▶ Dataset excerpts

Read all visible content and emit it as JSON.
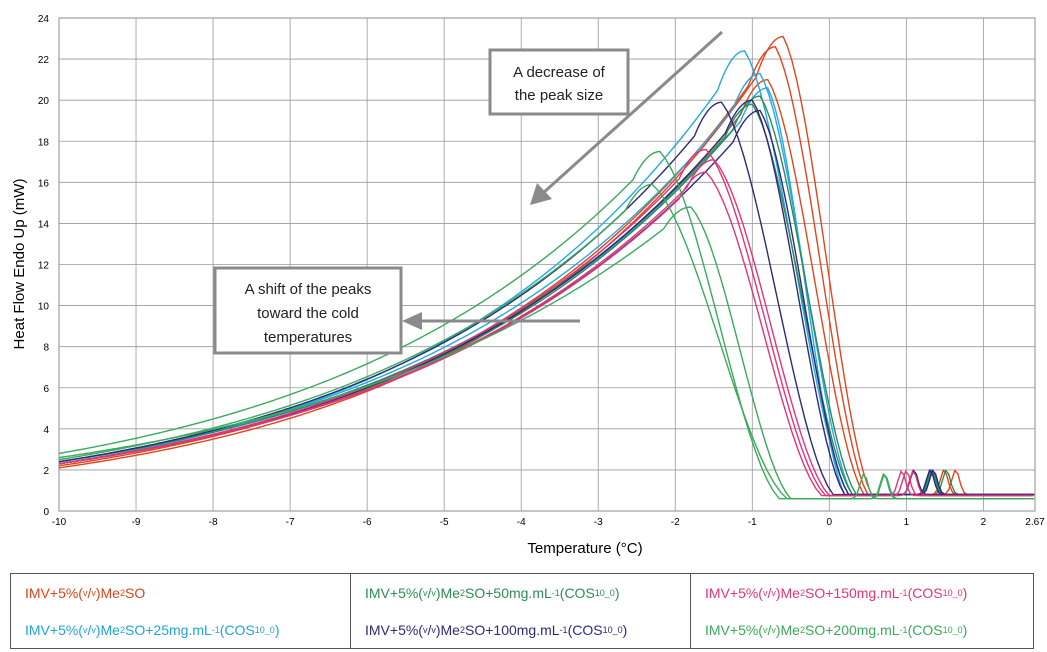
{
  "chart_data": {
    "type": "line",
    "xlabel": "Temperature (°C)",
    "ylabel": "Heat Flow Endo Up (mW)",
    "xlim": [
      -10,
      2.67
    ],
    "ylim": [
      0,
      24
    ],
    "x_ticks": [
      "-10",
      "-9",
      "-8",
      "-7",
      "-6",
      "-5",
      "-4",
      "-3",
      "-2",
      "-1",
      "0",
      "1",
      "2",
      "2.67"
    ],
    "y_ticks": [
      "0",
      "2",
      "4",
      "6",
      "8",
      "10",
      "12",
      "14",
      "16",
      "18",
      "20",
      "22",
      "24"
    ],
    "grid": true,
    "legend_position": "bottom",
    "annotations": [
      {
        "lines": [
          "A decrease of",
          "the peak size"
        ]
      },
      {
        "lines": [
          "A shift of the peaks",
          "toward the cold",
          "temperatures"
        ]
      }
    ],
    "series": [
      {
        "name": "IMV+5%(v/v)Me2SO",
        "color": "#e0461c",
        "curves": [
          {
            "start": 2.1,
            "peak_x": -0.6,
            "peak_y": 23.1,
            "end_x": 0.55,
            "baseline": 0.8
          },
          {
            "start": 2.2,
            "peak_x": -0.7,
            "peak_y": 22.6,
            "end_x": 0.5,
            "baseline": 0.8
          },
          {
            "start": 2.3,
            "peak_x": -0.8,
            "peak_y": 21.0,
            "end_x": 0.45,
            "baseline": 0.8
          }
        ]
      },
      {
        "name": "IMV+5%(v/v)Me2SO+25mg.mL-1(COS10_0)",
        "color": "#26a9e0",
        "curves": [
          {
            "start": 2.3,
            "peak_x": -1.1,
            "peak_y": 22.4,
            "end_x": 0.25,
            "baseline": 0.8
          },
          {
            "start": 2.4,
            "peak_x": -0.9,
            "peak_y": 21.3,
            "end_x": 0.3,
            "baseline": 0.8
          },
          {
            "start": 2.4,
            "peak_x": -0.8,
            "peak_y": 20.6,
            "end_x": 0.2,
            "baseline": 0.8
          }
        ]
      },
      {
        "name": "IMV+5%(v/v)Me2SO+50mg.mL-1(COS10_0)",
        "color": "#2e8b57",
        "curves": [
          {
            "start": 2.3,
            "peak_x": -0.9,
            "peak_y": 20.2,
            "end_x": 0.35,
            "baseline": 0.8
          },
          {
            "start": 2.4,
            "peak_x": -1.0,
            "peak_y": 19.8,
            "end_x": 0.3,
            "baseline": 0.8
          }
        ]
      },
      {
        "name": "IMV+5%(v/v)Me2SO+100mg.mL-1(COS10_0)",
        "color": "#2b2b7a",
        "curves": [
          {
            "start": 2.4,
            "peak_x": -1.4,
            "peak_y": 19.9,
            "end_x": 0.05,
            "baseline": 0.8
          },
          {
            "start": 2.3,
            "peak_x": -1.0,
            "peak_y": 20.0,
            "end_x": 0.2,
            "baseline": 0.8
          },
          {
            "start": 2.3,
            "peak_x": -0.9,
            "peak_y": 19.5,
            "end_x": 0.25,
            "baseline": 0.8
          }
        ]
      },
      {
        "name": "IMV+5%(v/v)Me2SO+150mg.mL-1(COS10_0)",
        "color": "#e0357a",
        "curves": [
          {
            "start": 2.3,
            "peak_x": -1.6,
            "peak_y": 17.6,
            "end_x": -0.05,
            "baseline": 0.75
          },
          {
            "start": 2.3,
            "peak_x": -1.5,
            "peak_y": 17.1,
            "end_x": 0.0,
            "baseline": 0.75
          },
          {
            "start": 2.3,
            "peak_x": -1.6,
            "peak_y": 16.5,
            "end_x": -0.1,
            "baseline": 0.75
          }
        ]
      },
      {
        "name": "IMV+5%(v/v)Me2SO+200mg.mL-1(COS10_0)",
        "color": "#3aaa5c",
        "curves": [
          {
            "start": 2.8,
            "peak_x": -2.2,
            "peak_y": 17.5,
            "end_x": -0.65,
            "baseline": 0.6
          },
          {
            "start": 2.5,
            "peak_x": -2.3,
            "peak_y": 15.9,
            "end_x": -0.55,
            "baseline": 0.6
          },
          {
            "start": 2.6,
            "peak_x": -1.8,
            "peak_y": 14.8,
            "end_x": -0.5,
            "baseline": 0.6
          }
        ]
      }
    ]
  },
  "legend": {
    "items": [
      {
        "prefix": "IMV+5%(",
        "v": "v",
        "mid": "/",
        "vv": "v",
        "rest": ")Me",
        "sub2": "2",
        "tail": "SO",
        "extra": "",
        "sup": "",
        "paren": "",
        "cos": "",
        "cos_sub": "",
        "close": "",
        "color": "#d9441c"
      },
      {
        "prefix": "IMV+5%(",
        "v": "v",
        "mid": "/",
        "vv": "v",
        "rest": ")Me",
        "sub2": "2",
        "tail": "SO+25mg.mL",
        "extra": "",
        "sup": "-1",
        "paren": "(",
        "cos": "COS",
        "cos_sub": "10_0",
        "close": ")",
        "color": "#1ea5dc"
      },
      {
        "prefix": "IMV+5%(",
        "v": "v",
        "mid": "/",
        "vv": "v",
        "rest": ")Me",
        "sub2": "2",
        "tail": "SO+50mg.mL",
        "extra": "",
        "sup": "-1",
        "paren": "(",
        "cos": "COS",
        "cos_sub": "10_0",
        "close": ")",
        "color": "#2e8b57"
      },
      {
        "prefix": "IMV+5%(",
        "v": "v",
        "mid": "/",
        "vv": "v",
        "rest": ")Me",
        "sub2": "2",
        "tail": "SO+100mg.mL",
        "extra": "",
        "sup": "-1",
        "paren": "(",
        "cos": "COS",
        "cos_sub": "10_0",
        "close": ")",
        "color": "#2b2b7a"
      },
      {
        "prefix": "IMV+5%(",
        "v": "v",
        "mid": "/",
        "vv": "v",
        "rest": ")Me",
        "sub2": "2",
        "tail": "SO+150mg.mL",
        "extra": "",
        "sup": "-1",
        "paren": "(",
        "cos": "COS",
        "cos_sub": "10_0",
        "close": ")",
        "color": "#e0357a"
      },
      {
        "prefix": "IMV+5%(",
        "v": "v",
        "mid": "/",
        "vv": "v",
        "rest": ")Me",
        "sub2": "2",
        "tail": "SO+200mg.mL",
        "extra": "",
        "sup": "-1",
        "paren": "(",
        "cos": "COS",
        "cos_sub": "10_0",
        "close": ")",
        "color": "#3aaa5c"
      }
    ]
  }
}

▶ Given request
Reproduce the data word for word, excluding its pictures.

▶ Problem solution
Read all visible content and emit it as JSON.
{
  "chart_data": {
    "type": "line",
    "xlabel": "Temperature (°C)",
    "ylabel": "Heat Flow Endo Up (mW)",
    "xlim": [
      -10,
      2.67
    ],
    "ylim": [
      0,
      24
    ],
    "x_ticks": [
      "-10",
      "-9",
      "-8",
      "-7",
      "-6",
      "-5",
      "-4",
      "-3",
      "-2",
      "-1",
      "0",
      "1",
      "2",
      "2.67"
    ],
    "y_ticks": [
      "0",
      "2",
      "4",
      "6",
      "8",
      "10",
      "12",
      "14",
      "16",
      "18",
      "20",
      "22",
      "24"
    ],
    "grid": true,
    "legend_position": "bottom",
    "annotations": [
      {
        "lines": [
          "A decrease of",
          "the peak size"
        ]
      },
      {
        "lines": [
          "A shift of the peaks",
          "toward the cold",
          "temperatures"
        ]
      }
    ],
    "series": [
      {
        "name": "IMV+5%(v/v)Me2SO",
        "color": "#e0461c",
        "curves": [
          {
            "start": 2.1,
            "peak_x": -0.6,
            "peak_y": 23.1,
            "end_x": 0.55,
            "baseline": 0.8
          },
          {
            "start": 2.2,
            "peak_x": -0.7,
            "peak_y": 22.6,
            "end_x": 0.5,
            "baseline": 0.8
          },
          {
            "start": 2.3,
            "peak_x": -0.8,
            "peak_y": 21.0,
            "end_x": 0.45,
            "baseline": 0.8
          }
        ]
      },
      {
        "name": "IMV+5%(v/v)Me2SO+25mg.mL-1(COS10_0)",
        "color": "#26a9e0",
        "curves": [
          {
            "start": 2.3,
            "peak_x": -1.1,
            "peak_y": 22.4,
            "end_x": 0.25,
            "baseline": 0.8
          },
          {
            "start": 2.4,
            "peak_x": -0.9,
            "peak_y": 21.3,
            "end_x": 0.3,
            "baseline": 0.8
          },
          {
            "start": 2.4,
            "peak_x": -0.8,
            "peak_y": 20.6,
            "end_x": 0.2,
            "baseline": 0.8
          }
        ]
      },
      {
        "name": "IMV+5%(v/v)Me2SO+50mg.mL-1(COS10_0)",
        "color": "#2e8b57",
        "curves": [
          {
            "start": 2.3,
            "peak_x": -0.9,
            "peak_y": 20.2,
            "end_x": 0.35,
            "baseline": 0.8
          },
          {
            "start": 2.4,
            "peak_x": -1.0,
            "peak_y": 19.8,
            "end_x": 0.3,
            "baseline": 0.8
          }
        ]
      },
      {
        "name": "IMV+5%(v/v)Me2SO+100mg.mL-1(COS10_0)",
        "color": "#2b2b7a",
        "curves": [
          {
            "start": 2.4,
            "peak_x": -1.4,
            "peak_y": 19.9,
            "end_x": 0.05,
            "baseline": 0.8
          },
          {
            "start": 2.3,
            "peak_x": -1.0,
            "peak_y": 20.0,
            "end_x": 0.2,
            "baseline": 0.8
          },
          {
            "start": 2.3,
            "peak_x": -0.9,
            "peak_y": 19.5,
            "end_x": 0.25,
            "baseline": 0.8
          }
        ]
      },
      {
        "name": "IMV+5%(v/v)Me2SO+150mg.mL-1(COS10_0)",
        "color": "#e0357a",
        "curves": [
          {
            "start": 2.3,
            "peak_x": -1.6,
            "peak_y": 17.6,
            "end_x": -0.05,
            "baseline": 0.75
          },
          {
            "start": 2.3,
            "peak_x": -1.5,
            "peak_y": 17.1,
            "end_x": 0.0,
            "baseline": 0.75
          },
          {
            "start": 2.3,
            "peak_x": -1.6,
            "peak_y": 16.5,
            "end_x": -0.1,
            "baseline": 0.75
          }
        ]
      },
      {
        "name": "IMV+5%(v/v)Me2SO+200mg.mL-1(COS10_0)",
        "color": "#3aaa5c",
        "curves": [
          {
            "start": 2.8,
            "peak_x": -2.2,
            "peak_y": 17.5,
            "end_x": -0.65,
            "baseline": 0.6
          },
          {
            "start": 2.5,
            "peak_x": -2.3,
            "peak_y": 15.9,
            "end_x": -0.55,
            "baseline": 0.6
          },
          {
            "start": 2.6,
            "peak_x": -1.8,
            "peak_y": 14.8,
            "end_x": -0.5,
            "baseline": 0.6
          }
        ]
      }
    ]
  },
  "legend": {
    "items": [
      {
        "prefix": "IMV+5%(",
        "v": "v",
        "mid": "/",
        "vv": "v",
        "rest": ")Me",
        "sub2": "2",
        "tail": "SO",
        "extra": "",
        "sup": "",
        "paren": "",
        "cos": "",
        "cos_sub": "",
        "close": "",
        "color": "#d9441c"
      },
      {
        "prefix": "IMV+5%(",
        "v": "v",
        "mid": "/",
        "vv": "v",
        "rest": ")Me",
        "sub2": "2",
        "tail": "SO+25mg.mL",
        "extra": "",
        "sup": "-1",
        "paren": "(",
        "cos": "COS",
        "cos_sub": "10_0",
        "close": ")",
        "color": "#1ea5dc"
      },
      {
        "prefix": "IMV+5%(",
        "v": "v",
        "mid": "/",
        "vv": "v",
        "rest": ")Me",
        "sub2": "2",
        "tail": "SO+50mg.mL",
        "extra": "",
        "sup": "-1",
        "paren": "(",
        "cos": "COS",
        "cos_sub": "10_0",
        "close": ")",
        "color": "#2e8b57"
      },
      {
        "prefix": "IMV+5%(",
        "v": "v",
        "mid": "/",
        "vv": "v",
        "rest": ")Me",
        "sub2": "2",
        "tail": "SO+100mg.mL",
        "extra": "",
        "sup": "-1",
        "paren": "(",
        "cos": "COS",
        "cos_sub": "10_0",
        "close": ")",
        "color": "#2b2b7a"
      },
      {
        "prefix": "IMV+5%(",
        "v": "v",
        "mid": "/",
        "vv": "v",
        "rest": ")Me",
        "sub2": "2",
        "tail": "SO+150mg.mL",
        "extra": "",
        "sup": "-1",
        "paren": "(",
        "cos": "COS",
        "cos_sub": "10_0",
        "close": ")",
        "color": "#e0357a"
      },
      {
        "prefix": "IMV+5%(",
        "v": "v",
        "mid": "/",
        "vv": "v",
        "rest": ")Me",
        "sub2": "2",
        "tail": "SO+200mg.mL",
        "extra": "",
        "sup": "-1",
        "paren": "(",
        "cos": "COS",
        "cos_sub": "10_0",
        "close": ")",
        "color": "#3aaa5c"
      }
    ]
  }
}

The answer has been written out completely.